What this task involves -
Write the data out again exactly, dropping any images it holds.

Dataset records -
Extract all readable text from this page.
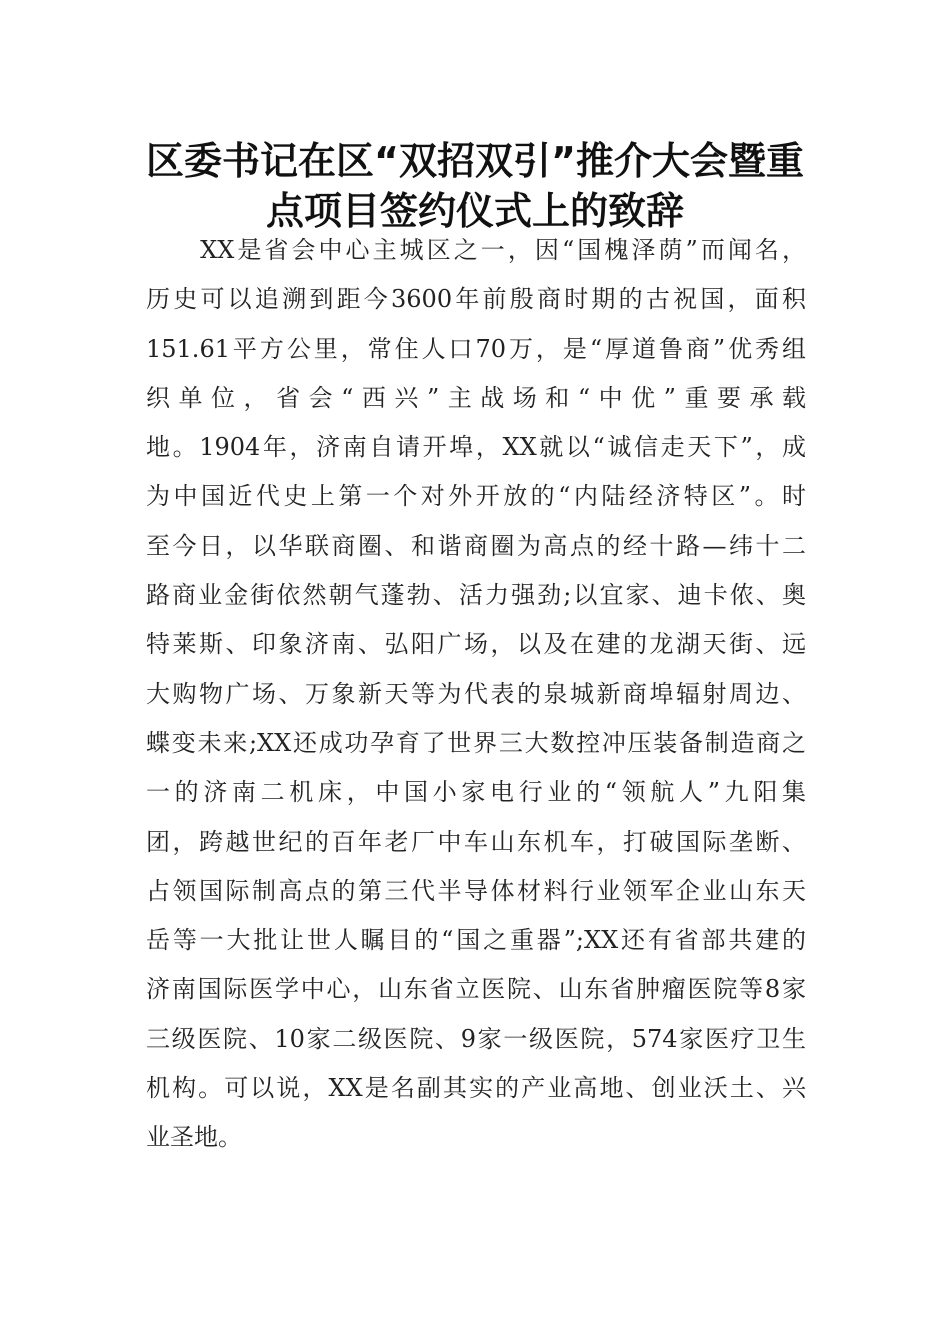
区委书记在区“双招双引”推介大会暨重
点项目签约仪式上的致辞
　　XX是省会中心主城区之一，因“国槐泽荫”而闻名，
历史可以追溯到距今3600年前殷商时期的古祝国，面积
151.61平方公里，常住人口70万，是“厚道鲁商”优秀组
织单位，省会“西兴”主战场和“中优”重要承载
地。1904年，济南自请开埠，XX就以“诚信走天下”，成
为中国近代史上第一个对外开放的“内陆经济特区”。时
至今日，以华联商圈、和谐商圈为高点的经十路—纬十二
路商业金街依然朝气蓬勃、活力强劲;以宜家、迪卡侬、奥
特莱斯、印象济南、弘阳广场，以及在建的龙湖天街、远
大购物广场、万象新天等为代表的泉城新商埠辐射周边、
蝶变未来;XX还成功孕育了世界三大数控冲压装备制造商之
一的济南二机床，中国小家电行业的“领航人”九阳集
团，跨越世纪的百年老厂中车山东机车，打破国际垄断、
占领国际制高点的第三代半导体材料行业领军企业山东天
岳等一大批让世人瞩目的“国之重器”;XX还有省部共建的
济南国际医学中心，山东省立医院、山东省肿瘤医院等8家
三级医院、10家二级医院、9家一级医院，574家医疗卫生
机构。可以说，XX是名副其实的产业高地、创业沃土、兴
业圣地。
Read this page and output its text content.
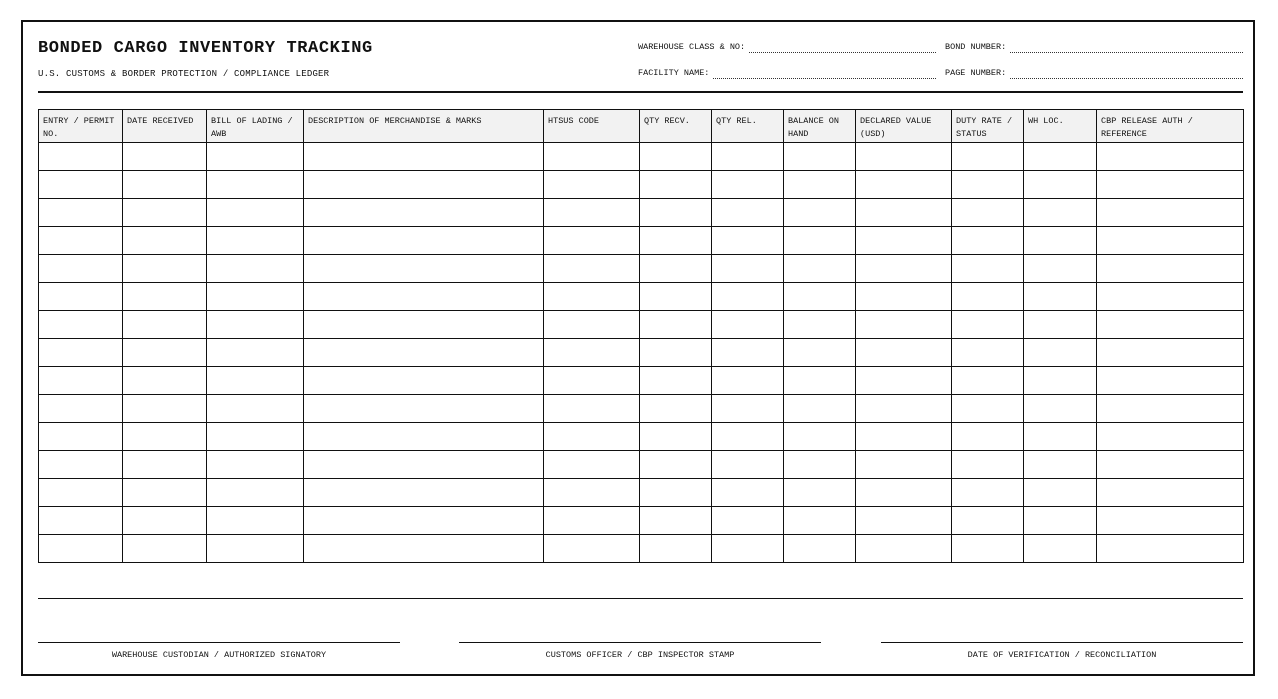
BONDED CARGO INVENTORY TRACKING
U.S. CUSTOMS & BORDER PROTECTION / COMPLIANCE LEDGER
WAREHOUSE CLASS & NO:	BOND NUMBER:
FACILITY NAME:	PAGE NUMBER:
ENTRY / PERMIT NO.	DATE RECEIVED	BILL OF LADING / AWB	DESCRIPTION OF MERCHANDISE & MARKS	HTSUS CODE	QTY RECV.	QTY REL.	BALANCE ON HAND	DECLARED VALUE (USD)	DUTY RATE / STATUS	WH LOC.	CBP RELEASE AUTH / REFERENCE

WAREHOUSE CUSTODIAN / AUTHORIZED SIGNATORY	CUSTOMS OFFICER / CBP INSPECTOR STAMP	DATE OF VERIFICATION / RECONCILIATION
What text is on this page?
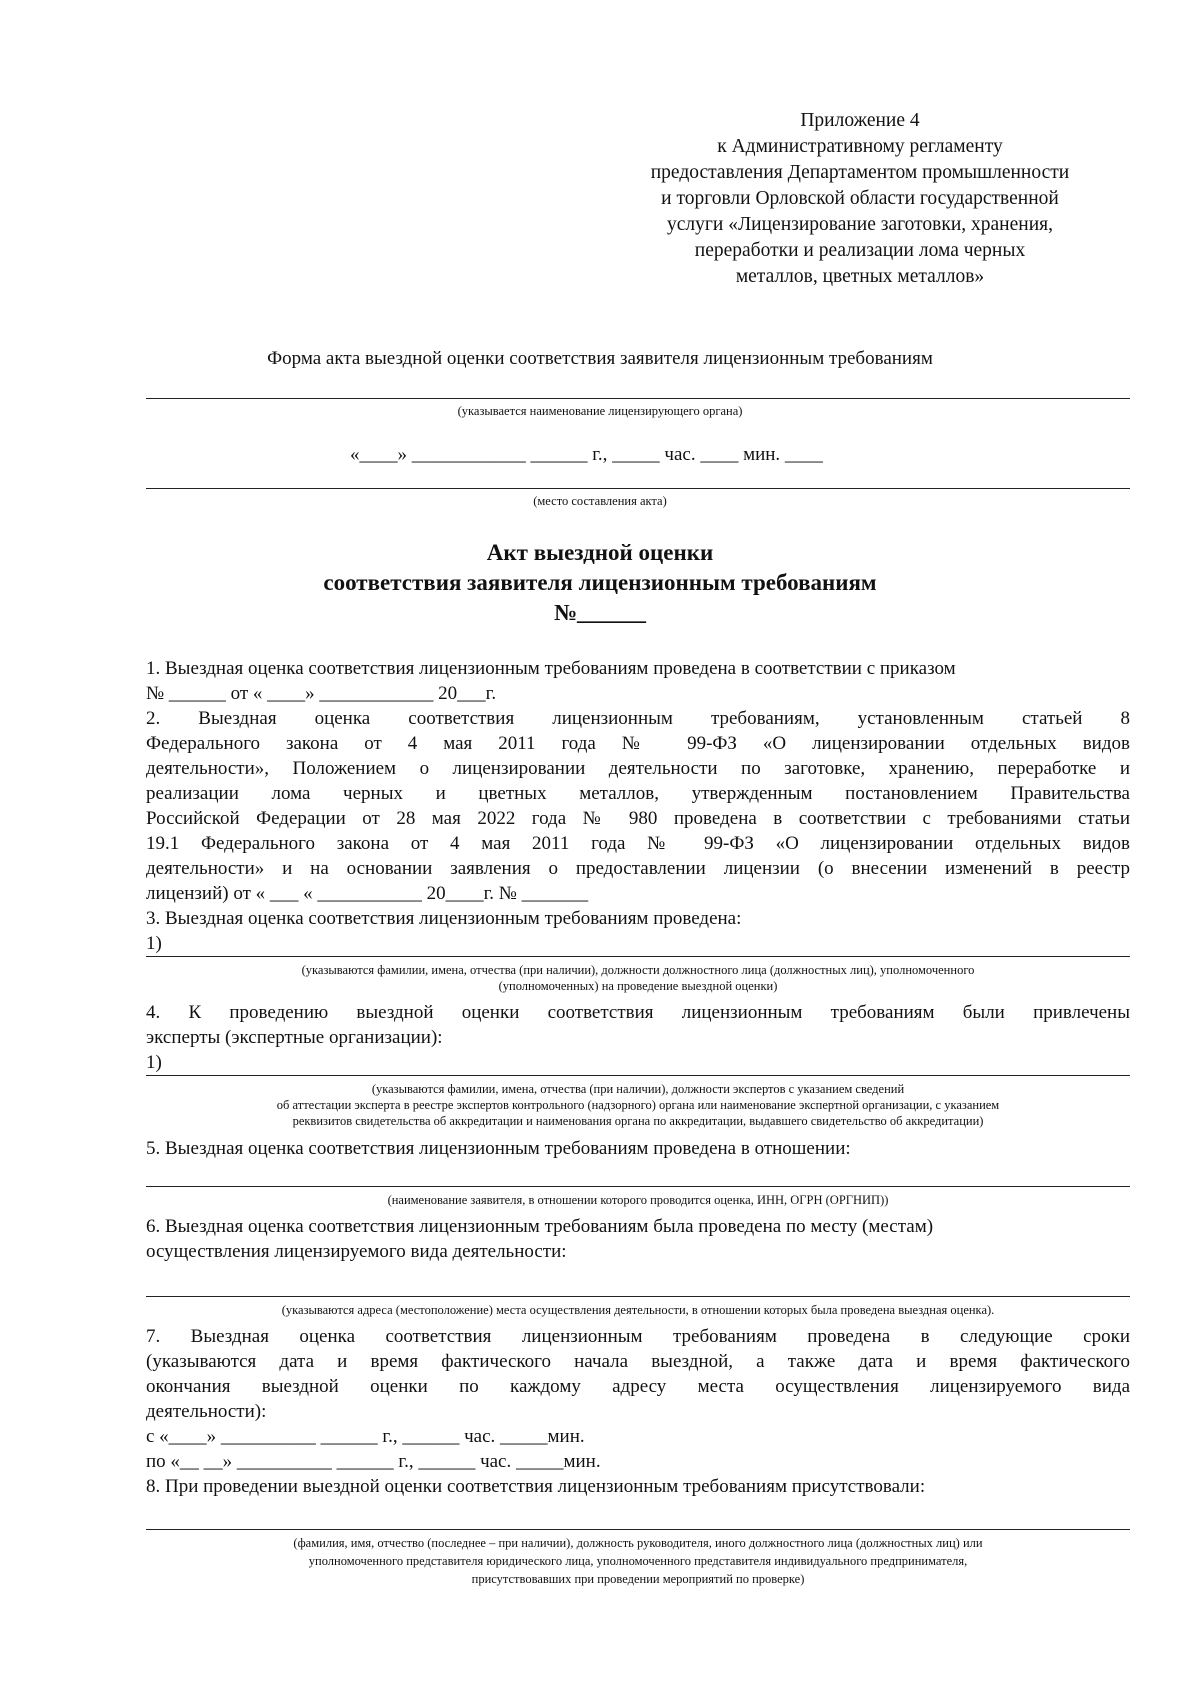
Приложение 4
к Административному регламенту
предоставления Департаментом промышленности
и торговли Орловской области государственной
услуги «Лицензирование заготовки, хранения,
переработки и реализации лома черных
металлов, цветных металлов»
Форма акта выездной оценки соответствия заявителя лицензионным требованиям
(указывается наименование лицензирующего органа)
«____» ____________ ______ г., _____ час. ____ мин. ____
(место составления акта)
Акт выездной оценки
соответствия заявителя лицензионным требованиям
№______
1. Выездная оценка соответствия лицензионным требованиям проведена в соответствии с приказом
№ ______ от « ____» ____________ 20___г.
2. Выездная оценка соответствия лицензионным требованиям, установленным статьей 8
Федерального закона от 4 мая 2011 года № 99-ФЗ «О лицензировании отдельных видов
деятельности», Положением о лицензировании деятельности по заготовке, хранению, переработке и
реализации лома черных и цветных металлов, утвержденным постановлением Правительства
Российской Федерации от 28 мая 2022 года № 980 проведена в соответствии с требованиями статьи
19.1 Федерального закона от 4 мая 2011 года № 99-ФЗ «О лицензировании отдельных видов
деятельности» и на основании заявления о предоставлении лицензии (о внесении изменений в реестр
лицензий) от « ___ « ___________ 20____г. № _______
3. Выездная оценка соответствия лицензионным требованиям проведена:
1)
(указываются фамилии, имена, отчества (при наличии), должности должностного лица (должностных лиц), уполномоченного
(уполномоченных) на проведение выездной оценки)
4. К проведению выездной оценки соответствия лицензионным требованиям были привлечены
эксперты (экспертные организации):
1)
(указываются фамилии, имена, отчества (при наличии), должности экспертов с указанием сведений
об аттестации эксперта в реестре экспертов контрольного (надзорного) органа или наименование экспертной организации, с указанием
реквизитов свидетельства об аккредитации и наименования органа по аккредитации, выдавшего свидетельство об аккредитации)
5. Выездная оценка соответствия лицензионным требованиям проведена в отношении:
(наименование заявителя, в отношении которого проводится оценка, ИНН, ОГРН (ОРГНИП))
6. Выездная оценка соответствия лицензионным требованиям была проведена по месту (местам)
осуществления лицензируемого вида деятельности:
(указываются адреса (местоположение) места осуществления деятельности, в отношении которых была проведена выездная оценка).
7. Выездная оценка соответствия лицензионным требованиям проведена в следующие сроки
(указываются дата и время фактического начала выездной, а также дата и время фактического
окончания выездной оценки по каждому адресу места осуществления лицензируемого вида
деятельности):
с «____» __________ ______ г., ______ час. _____мин.
по «__ __» __________ ______ г., ______ час. _____мин.
8. При проведении выездной оценки соответствия лицензионным требованиям присутствовали:
(фамилия, имя, отчество (последнее – при наличии), должность руководителя, иного должностного лица (должностных лиц) или
уполномоченного представителя юридического лица, уполномоченного представителя индивидуального предпринимателя,
присутствовавших при проведении мероприятий по проверке)
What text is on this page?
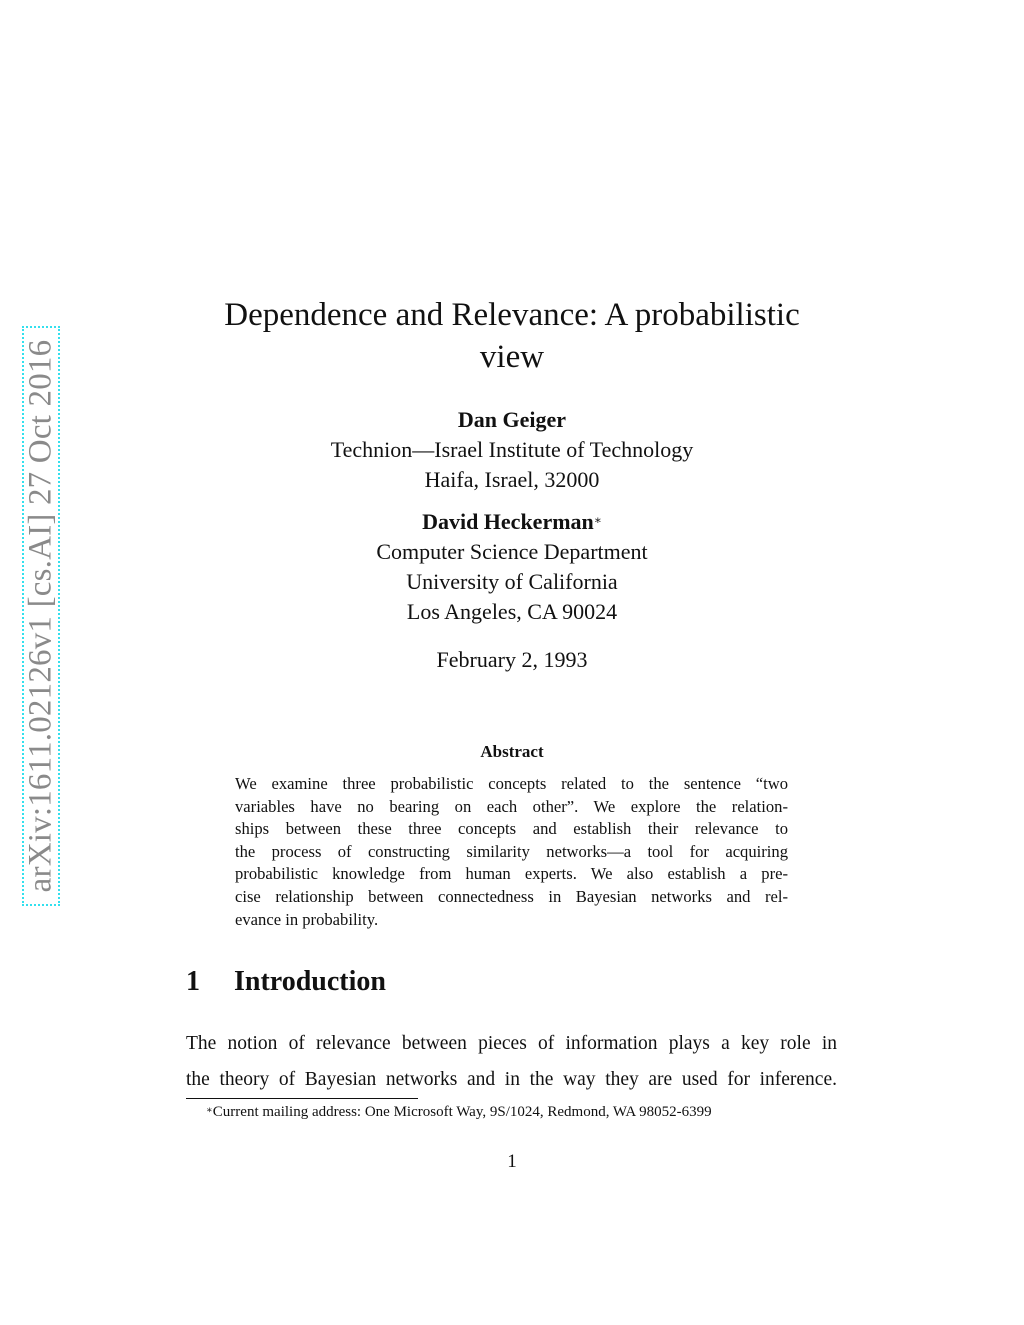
arXiv:1611.02126v1 [cs.AI] 27 Oct 2016
Dependence and Relevance: A probabilistic
view
Dan Geiger
Technion—Israel Institute of Technology
Haifa, Israel, 32000
David Heckerman∗
Computer Science Department
University of California
Los Angeles, CA 90024
February 2, 1993
Abstract
We examine three probabilistic concepts related to the sentence “two
variables have no bearing on each other”. We explore the relation-
ships between these three concepts and establish their relevance to
the process of constructing similarity networks—a tool for acquiring
probabilistic knowledge from human experts. We also establish a pre-
cise relationship between connectedness in Bayesian networks and rel-
evance in probability.
1 Introduction
The notion of relevance between pieces of information plays a key role in
the theory of Bayesian networks and in the way they are used for inference.
∗Current mailing address: One Microsoft Way, 9S/1024, Redmond, WA 98052-6399
1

Full answer -
Extract all readable text from this page.
区委书记在区“双招双引”推介大会暨重
点项目签约仪式上的致辞
　　XX是省会中心主城区之一，因“国槐泽荫”而闻名，
历史可以追溯到距今3600年前殷商时期的古祝国，面积
151.61平方公里，常住人口70万，是“厚道鲁商”优秀组
织单位，省会“西兴”主战场和“中优”重要承载
地。1904年，济南自请开埠，XX就以“诚信走天下”，成
为中国近代史上第一个对外开放的“内陆经济特区”。时
至今日，以华联商圈、和谐商圈为高点的经十路—纬十二
路商业金街依然朝气蓬勃、活力强劲;以宜家、迪卡侬、奥
特莱斯、印象济南、弘阳广场，以及在建的龙湖天街、远
大购物广场、万象新天等为代表的泉城新商埠辐射周边、
蝶变未来;XX还成功孕育了世界三大数控冲压装备制造商之
一的济南二机床，中国小家电行业的“领航人”九阳集
团，跨越世纪的百年老厂中车山东机车，打破国际垄断、
占领国际制高点的第三代半导体材料行业领军企业山东天
岳等一大批让世人瞩目的“国之重器”;XX还有省部共建的
济南国际医学中心，山东省立医院、山东省肿瘤医院等8家
三级医院、10家二级医院、9家一级医院，574家医疗卫生
机构。可以说，XX是名副其实的产业高地、创业沃土、兴
业圣地。
Read this page and output its text content.
BONDED CARGO INVENTORY TRACKING
U.S. CUSTOMS & BORDER PROTECTION / COMPLIANCE LEDGER
WAREHOUSE CLASS & NO:	BOND NUMBER:
FACILITY NAME:	PAGE NUMBER:
ENTRY / PERMIT NO.	DATE RECEIVED	BILL OF LADING / AWB	DESCRIPTION OF MERCHANDISE & MARKS	HTSUS CODE	QTY RECV.	QTY REL.	BALANCE ON HAND	DECLARED VALUE (USD)	DUTY RATE / STATUS	WH LOC.	CBP RELEASE AUTH / REFERENCE

WAREHOUSE CUSTODIAN / AUTHORIZED SIGNATORY	CUSTOMS OFFICER / CBP INSPECTOR STAMP	DATE OF VERIFICATION / RECONCILIATION
What text is on this page?
Приложение 4
к Административному регламенту
предоставления Департаментом промышленности
и торговли Орловской области государственной
услуги «Лицензирование заготовки, хранения,
переработки и реализации лома черных
металлов, цветных металлов»
Форма акта выездной оценки соответствия заявителя лицензионным требованиям
(указывается наименование лицензирующего органа)
«____» ____________ ______ г., _____ час. ____ мин. ____
(место составления акта)
Акт выездной оценки
соответствия заявителя лицензионным требованиям
№______
1. Выездная оценка соответствия лицензионным требованиям проведена в соответствии с приказом
№ ______ от « ____» ____________ 20___г.
2. Выездная оценка соответствия лицензионным требованиям, установленным статьей 8
Федерального закона от 4 мая 2011 года № 99-ФЗ «О лицензировании отдельных видов
деятельности», Положением о лицензировании деятельности по заготовке, хранению, переработке и
реализации лома черных и цветных металлов, утвержденным постановлением Правительства
Российской Федерации от 28 мая 2022 года № 980 проведена в соответствии с требованиями статьи
19.1 Федерального закона от 4 мая 2011 года № 99-ФЗ «О лицензировании отдельных видов
деятельности» и на основании заявления о предоставлении лицензии (о внесении изменений в реестр
лицензий) от « ___ « ___________ 20____г. № _______
3. Выездная оценка соответствия лицензионным требованиям проведена:
1)
(указываются фамилии, имена, отчества (при наличии), должности должностного лица (должностных лиц), уполномоченного
(уполномоченных) на проведение выездной оценки)
4. К проведению выездной оценки соответствия лицензионным требованиям были привлечены
эксперты (экспертные организации):
1)
(указываются фамилии, имена, отчества (при наличии), должности экспертов с указанием сведений
об аттестации эксперта в реестре экспертов контрольного (надзорного) органа или наименование экспертной организации, с указанием
реквизитов свидетельства об аккредитации и наименования органа по аккредитации, выдавшего свидетельство об аккредитации)
5. Выездная оценка соответствия лицензионным требованиям проведена в отношении:
(наименование заявителя, в отношении которого проводится оценка, ИНН, ОГРН (ОРГНИП))
6. Выездная оценка соответствия лицензионным требованиям была проведена по месту (местам)
осуществления лицензируемого вида деятельности:
(указываются адреса (местоположение) места осуществления деятельности, в отношении которых была проведена выездная оценка).
7. Выездная оценка соответствия лицензионным требованиям проведена в следующие сроки
(указываются дата и время фактического начала выездной, а также дата и время фактического
окончания выездной оценки по каждому адресу места осуществления лицензируемого вида
деятельности):
с «____» __________ ______ г., ______ час. _____мин.
по «__ __» __________ ______ г., ______ час. _____мин.
8. При проведении выездной оценки соответствия лицензионным требованиям присутствовали:
(фамилия, имя, отчество (последнее – при наличии), должность руководителя, иного должностного лица (должностных лиц) или
уполномоченного представителя юридического лица, уполномоченного представителя индивидуального предпринимателя,
присутствовавших при проведении мероприятий по проверке)
What text is on this page?
arXiv:1611.02126v1 [cs.AI] 27 Oct 2016
Dependence and Relevance: A probabilistic
view
Dan Geiger
Technion—Israel Institute of Technology
Haifa, Israel, 32000
David Heckerman∗
Computer Science Department
University of California
Los Angeles, CA 90024
February 2, 1993
Abstract
We examine three probabilistic concepts related to the sentence “two
variables have no bearing on each other”. We explore the relation-
ships between these three concepts and establish their relevance to
the process of constructing similarity networks—a tool for acquiring
probabilistic knowledge from human experts. We also establish a pre-
cise relationship between connectedness in Bayesian networks and rel-
evance in probability.
1 Introduction
The notion of relevance between pieces of information plays a key role in
the theory of Bayesian networks and in the way they are used for inference.
∗Current mailing address: One Microsoft Way, 9S/1024, Redmond, WA 98052-6399
1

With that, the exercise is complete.